Exercise task
Write out all of the records precisely. Skip anything that is a picture.

Entries supplied
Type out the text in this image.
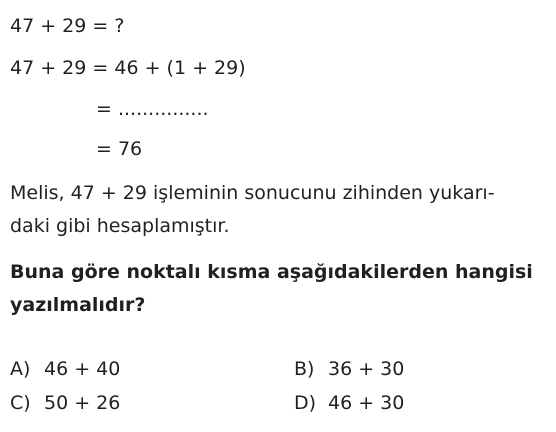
47 + 29 = ?
47 + 29 = 46 + (1 + 29)
= ...............
= 76
Melis, 47 + 29 işleminin sonucunu zihinden yukarı-
daki gibi hesaplamıştır.
Buna göre noktalı kısma aşağıdakilerden hangisi
yazılmalıdır?
A) 46 + 40	B) 36 + 30
C) 50 + 26	D) 46 + 30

Result of this exercise
Type out the text in this image.
47 + 29 = ?
47 + 29 = 46 + (1 + 29)
= ...............
= 76
Melis, 47 + 29 işleminin sonucunu zihinden yukarı-
daki gibi hesaplamıştır.
Buna göre noktalı kısma aşağıdakilerden hangisi
yazılmalıdır?
A) 46 + 40	B) 36 + 30
C) 50 + 26	D) 46 + 30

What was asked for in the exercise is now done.